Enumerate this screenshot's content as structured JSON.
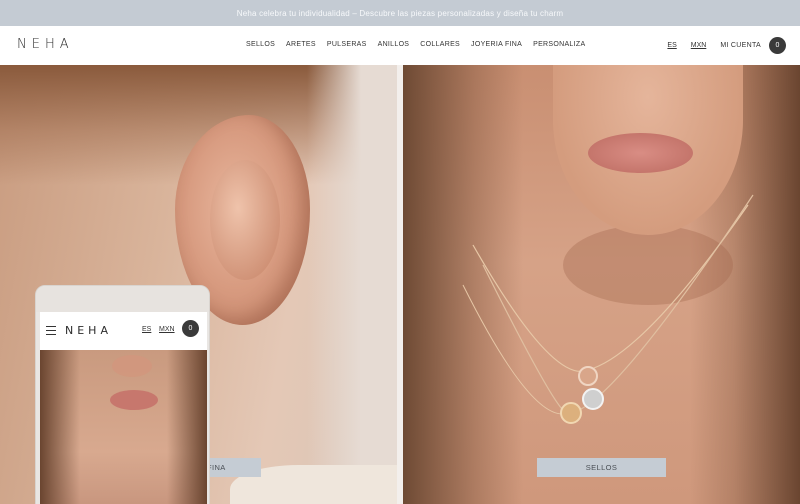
{
  "announcement": {
    "text": "Neha celebra tu individualidad – Descubre las piezas personalizadas y diseña tu charm"
  },
  "header": {
    "logo": "NEHA",
    "nav": [
      "SELLOS",
      "ARETES",
      "PULSERAS",
      "ANILLOS",
      "COLLARES",
      "JOYERIA FINA",
      "PERSONALIZA"
    ],
    "lang": "ES",
    "currency": "MXN",
    "account": "MI CUENTA",
    "cart_count": "0"
  },
  "panels": {
    "left_cta": "FINA",
    "right_cta": "SELLOS"
  },
  "phone": {
    "logo": "NEHA",
    "lang": "ES",
    "currency": "MXN",
    "cart_count": "0"
  },
  "colors": {
    "announcement_bg": "#c4cbd3",
    "cta_bg": "#c5ccd4",
    "cart_circle": "#3a3a3a"
  }
}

▬▬▬

* _Task_
Leave out the pictures and return every record word for word.

* _Task answer_
Enumerate this screenshot's content as structured JSON.
{
  "announcement": {
    "text": "Neha celebra tu individualidad – Descubre las piezas personalizadas y diseña tu charm"
  },
  "header": {
    "logo": "NEHA",
    "nav": [
      "SELLOS",
      "ARETES",
      "PULSERAS",
      "ANILLOS",
      "COLLARES",
      "JOYERIA FINA",
      "PERSONALIZA"
    ],
    "lang": "ES",
    "currency": "MXN",
    "account": "MI CUENTA",
    "cart_count": "0"
  },
  "panels": {
    "left_cta": "FINA",
    "right_cta": "SELLOS"
  },
  "phone": {
    "logo": "NEHA",
    "lang": "ES",
    "currency": "MXN",
    "cart_count": "0"
  },
  "colors": {
    "announcement_bg": "#c4cbd3",
    "cta_bg": "#c5ccd4",
    "cart_circle": "#3a3a3a"
  }
}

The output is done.